Kutip apa adanya semua baris di bawah, mulai dari baris yang memuat "point bbox=[1771, 230, 1812, 271]" sampai baris yang memuat "point bbox=[898, 326, 938, 366]". Kedua baris itu ikut dikutip.

(Baris-baris yang dikutip dari sebuah kumpulan)

● ● ● ● ● ● ●

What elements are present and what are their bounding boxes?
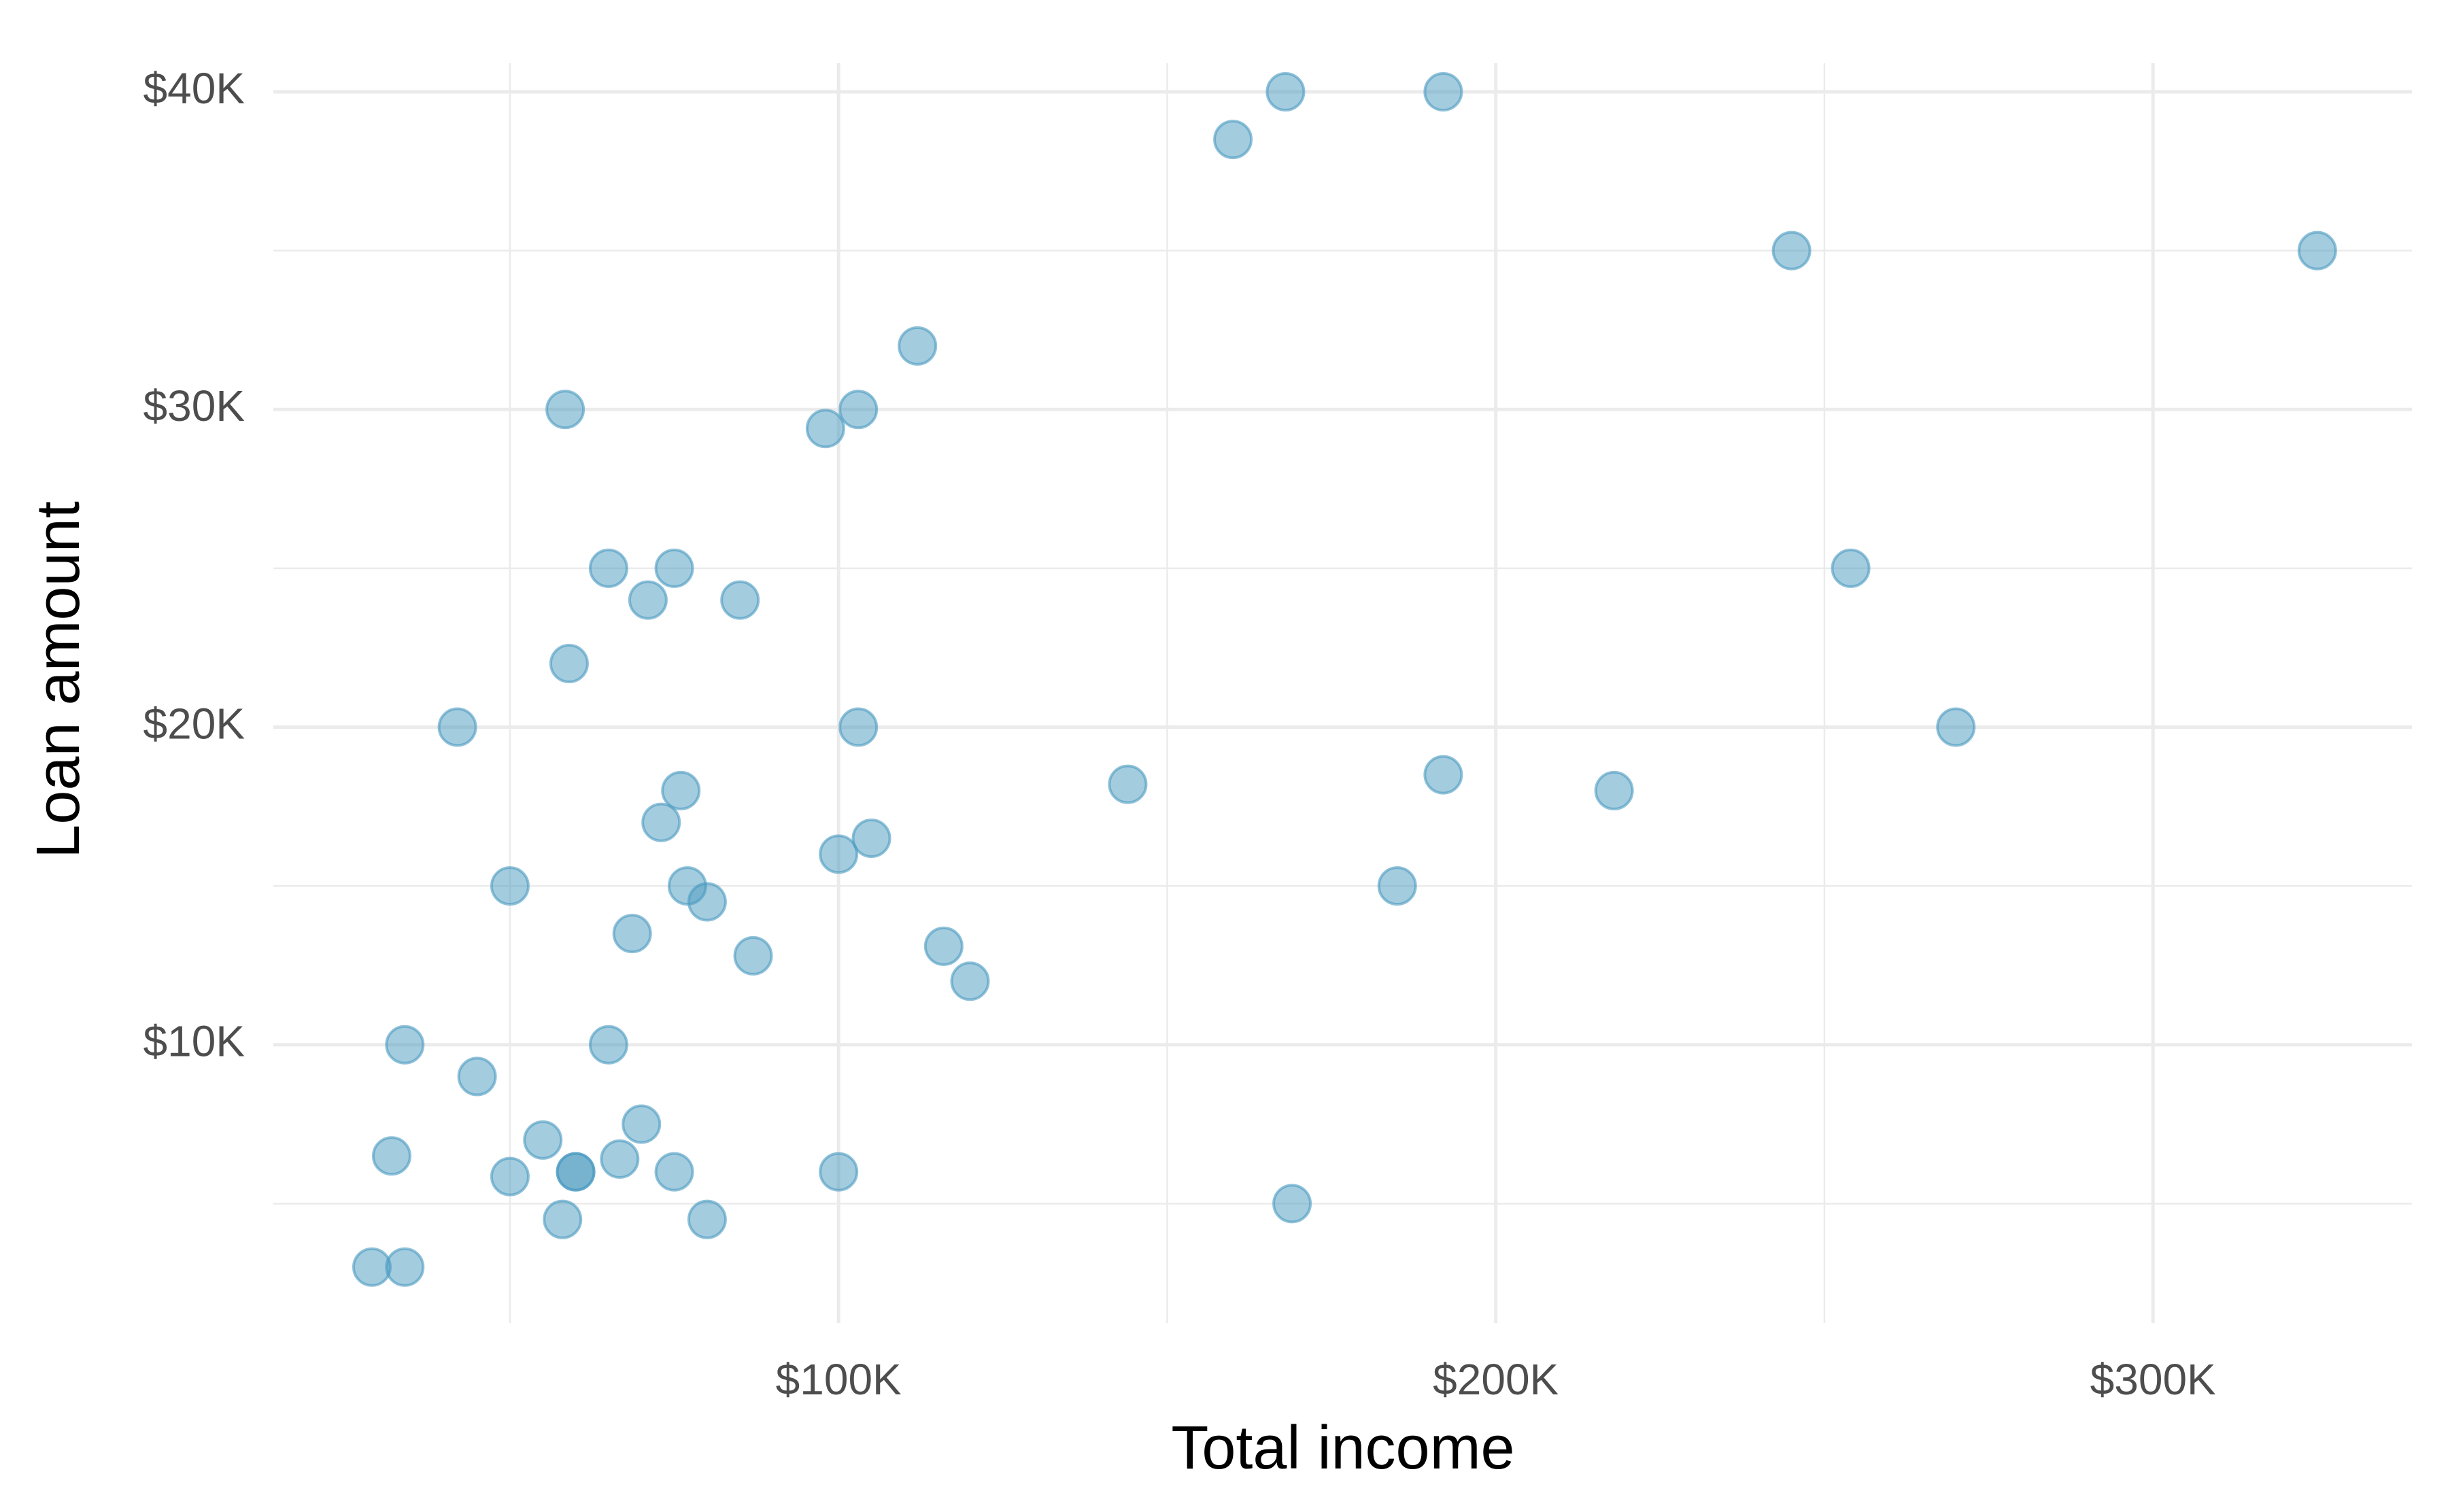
point bbox=[1771, 230, 1812, 271]
point bbox=[654, 548, 694, 588]
point bbox=[2297, 230, 2337, 271]
point bbox=[819, 1152, 859, 1192]
point bbox=[1936, 707, 1976, 747]
y-tick-label: $10K bbox=[143, 1017, 245, 1066]
point bbox=[352, 1247, 392, 1287]
point bbox=[1272, 1184, 1312, 1224]
point bbox=[950, 961, 990, 1001]
x-axis-title: Total income bbox=[1171, 1414, 1514, 1482]
point bbox=[898, 326, 938, 366]
point bbox=[661, 770, 701, 810]
point bbox=[819, 834, 859, 874]
point bbox=[1108, 764, 1148, 804]
point bbox=[805, 409, 845, 449]
point bbox=[838, 390, 879, 430]
point bbox=[523, 1120, 563, 1160]
point bbox=[733, 935, 773, 976]
point bbox=[490, 1156, 530, 1197]
x-tick-label: $300K bbox=[2090, 1355, 2216, 1404]
y-tick-label: $20K bbox=[143, 699, 245, 748]
point bbox=[720, 580, 760, 620]
point bbox=[838, 707, 879, 747]
y-axis-title: Loan amount bbox=[24, 501, 92, 858]
y-tick-label: $30K bbox=[143, 381, 245, 430]
point bbox=[1594, 770, 1634, 810]
point bbox=[687, 882, 727, 922]
point bbox=[622, 1104, 662, 1144]
point bbox=[437, 707, 477, 747]
point bbox=[549, 644, 589, 684]
point bbox=[371, 1136, 411, 1176]
point bbox=[687, 1199, 727, 1239]
point bbox=[490, 866, 530, 906]
point bbox=[1831, 548, 1871, 588]
y-tick-label: $40K bbox=[143, 64, 245, 113]
point bbox=[641, 802, 681, 842]
point bbox=[385, 1025, 425, 1065]
point bbox=[923, 926, 964, 966]
point bbox=[1265, 72, 1306, 112]
point bbox=[628, 580, 668, 620]
point bbox=[1423, 72, 1463, 112]
point bbox=[600, 1139, 640, 1179]
point bbox=[545, 390, 585, 430]
point bbox=[588, 1025, 628, 1065]
x-tick-label: $200K bbox=[1433, 1355, 1559, 1404]
point bbox=[654, 1152, 694, 1192]
point bbox=[1423, 755, 1463, 795]
point bbox=[556, 1152, 596, 1192]
point bbox=[543, 1199, 583, 1239]
x-tick-label: $100K bbox=[776, 1355, 902, 1404]
point bbox=[457, 1056, 497, 1097]
point bbox=[851, 819, 891, 859]
point bbox=[1377, 866, 1417, 906]
point bbox=[612, 914, 652, 954]
point bbox=[1213, 120, 1253, 160]
point bbox=[385, 1247, 425, 1287]
point bbox=[588, 548, 628, 588]
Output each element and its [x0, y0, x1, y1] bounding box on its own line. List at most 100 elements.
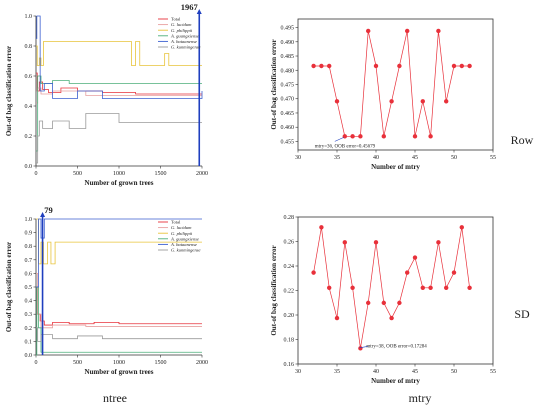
annotation-label: mtry=36, OOB error=0.45679	[315, 144, 376, 149]
series-line-g-kunmingense	[36, 113, 202, 164]
annotation-arrow	[334, 137, 344, 142]
x-tick-label: 1500	[155, 360, 167, 366]
y-tick-label: 0.465	[281, 111, 295, 117]
y-axis-label: Out-of bag classification error	[270, 245, 278, 335]
y-tick-label: 0.4	[25, 299, 33, 305]
data-point	[366, 28, 371, 34]
legend-label-g-lucidum: G. lucidum	[171, 225, 192, 230]
data-point	[334, 315, 340, 321]
series-line-g-lucidum	[36, 273, 202, 329]
data-point	[444, 99, 449, 104]
x-tick-label: 40	[373, 155, 379, 161]
data-point	[366, 300, 371, 306]
x-tick-label: 0	[35, 360, 38, 366]
series-line	[313, 30, 470, 137]
x-tick-label: 0	[35, 171, 38, 177]
y-tick-label: 0.490	[281, 40, 295, 46]
y-tick-label: 0.24	[284, 264, 295, 270]
y-tick-label: 0.495	[281, 26, 295, 32]
x-tick-label: 50	[451, 369, 457, 375]
annotation-arrow	[359, 345, 369, 349]
y-tick-label: 0.8	[25, 44, 33, 50]
panel-mtry-sd: 30 35 40 45 50 55 0.16 0.18 0.20 0.22 0.24 0.26 0.28…	[270, 215, 496, 385]
data-point	[420, 99, 425, 104]
series-line-a-guangxiense	[36, 286, 202, 356]
highlight-label: 79	[44, 205, 53, 215]
data-point	[327, 285, 332, 291]
data-point	[459, 225, 464, 230]
series-line-total	[36, 72, 202, 95]
column-label-ntree: ntree	[103, 391, 127, 405]
y-tick-label: 0.3	[25, 312, 33, 318]
data-point	[451, 270, 457, 275]
legend-label-a-bataanense: A. bataanense	[170, 242, 197, 247]
x-tick-label: 45	[412, 369, 418, 375]
data-point	[420, 285, 425, 291]
x-tick-label: 30	[295, 369, 301, 375]
legend-label-a-guangxiense: A. guangxiense	[170, 236, 199, 241]
data-point	[467, 285, 472, 291]
y-axis-label: Out-of bag classification error	[5, 46, 13, 136]
y-tick-label: 0.26	[284, 240, 295, 246]
legend-label-total: Total	[171, 220, 181, 225]
data-point	[358, 346, 363, 351]
data-point	[389, 99, 394, 104]
highlight-arrow	[40, 212, 46, 217]
y-tick-label: 0.7	[25, 258, 33, 264]
x-tick-label: 2000	[196, 171, 208, 177]
legend-label-g-kunmingense: G. kunmingense	[171, 248, 201, 253]
highlight-label: 1967	[181, 2, 199, 12]
series-line-g-kunmingense	[36, 327, 202, 342]
y-tick-label: 1.0	[25, 217, 33, 223]
y-tick-label: 0.485	[281, 54, 295, 60]
x-tick-label: 35	[334, 369, 340, 375]
x-tick-label: 1000	[113, 360, 125, 366]
y-tick-label: 0.470	[281, 97, 295, 103]
x-axis-label: Number of grown trees	[84, 179, 153, 187]
data-point	[381, 134, 386, 139]
x-tick-label: 45	[412, 155, 418, 161]
x-tick-label: 500	[73, 171, 82, 177]
y-tick-label: 0.2	[25, 326, 33, 332]
y-tick-label: 0.8	[25, 244, 33, 250]
data-point	[311, 63, 316, 69]
y-tick-label: 0.9	[25, 231, 33, 237]
x-tick-label: 35	[334, 155, 340, 161]
legend-label-g-lucidum: G. lucidum	[171, 22, 192, 27]
data-point	[397, 63, 402, 69]
data-point	[397, 300, 402, 306]
x-tick-label: 40	[373, 369, 379, 375]
data-point	[428, 285, 433, 291]
y-tick-label: 0.1	[25, 339, 33, 345]
y-tick-label: 0.2	[25, 134, 33, 140]
column-label-mtry: mtry	[409, 391, 432, 405]
y-tick-label: 0.0	[25, 353, 33, 359]
y-tick-label: 0.475	[281, 83, 295, 89]
row-label-sd: SD	[514, 307, 530, 321]
y-tick-label: 0.6	[25, 74, 33, 80]
x-tick-label: 30	[295, 155, 301, 161]
series-line-g-philippii	[36, 41, 202, 66]
data-point	[412, 255, 418, 260]
legend-label-g-philippii: G. philippii	[171, 231, 193, 236]
data-point	[459, 63, 464, 69]
series-line-a-bataanense	[36, 15, 203, 99]
data-point	[342, 240, 347, 245]
plot-frame	[297, 216, 494, 365]
y-tick-label: 0.0	[25, 164, 33, 170]
legend-label-a-bataanense: A. bataanense	[170, 39, 197, 44]
data-point	[319, 63, 324, 69]
y-tick-label: 0.22	[284, 289, 295, 295]
data-point	[405, 28, 410, 34]
data-point	[444, 285, 449, 291]
y-tick-label: 0.18	[284, 338, 295, 344]
x-axis-label: Number of grown trees	[84, 368, 153, 376]
data-point	[350, 285, 355, 291]
panel-mtry-row: 30 35 40 45 50 55 0.455 0.460 0.465 0.470 0.475 0.4…	[270, 18, 496, 171]
legend-label-g-philippii: G. philippii	[171, 28, 193, 33]
y-tick-label: 0.460	[281, 125, 295, 131]
x-tick-label: 2000	[196, 360, 208, 366]
legend-label-g-kunmingense: G. kunmingense	[171, 45, 201, 50]
x-tick-label: 55	[490, 155, 496, 161]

● ● ● ● ● ● ●

JAWABAN SOAL:
point bbox=[1771, 230, 1812, 271]
point bbox=[654, 548, 694, 588]
point bbox=[2297, 230, 2337, 271]
point bbox=[819, 1152, 859, 1192]
point bbox=[1936, 707, 1976, 747]
y-tick-label: $10K bbox=[143, 1017, 245, 1066]
point bbox=[352, 1247, 392, 1287]
point bbox=[1272, 1184, 1312, 1224]
point bbox=[950, 961, 990, 1001]
x-axis-title: Total income bbox=[1171, 1414, 1514, 1482]
point bbox=[898, 326, 938, 366]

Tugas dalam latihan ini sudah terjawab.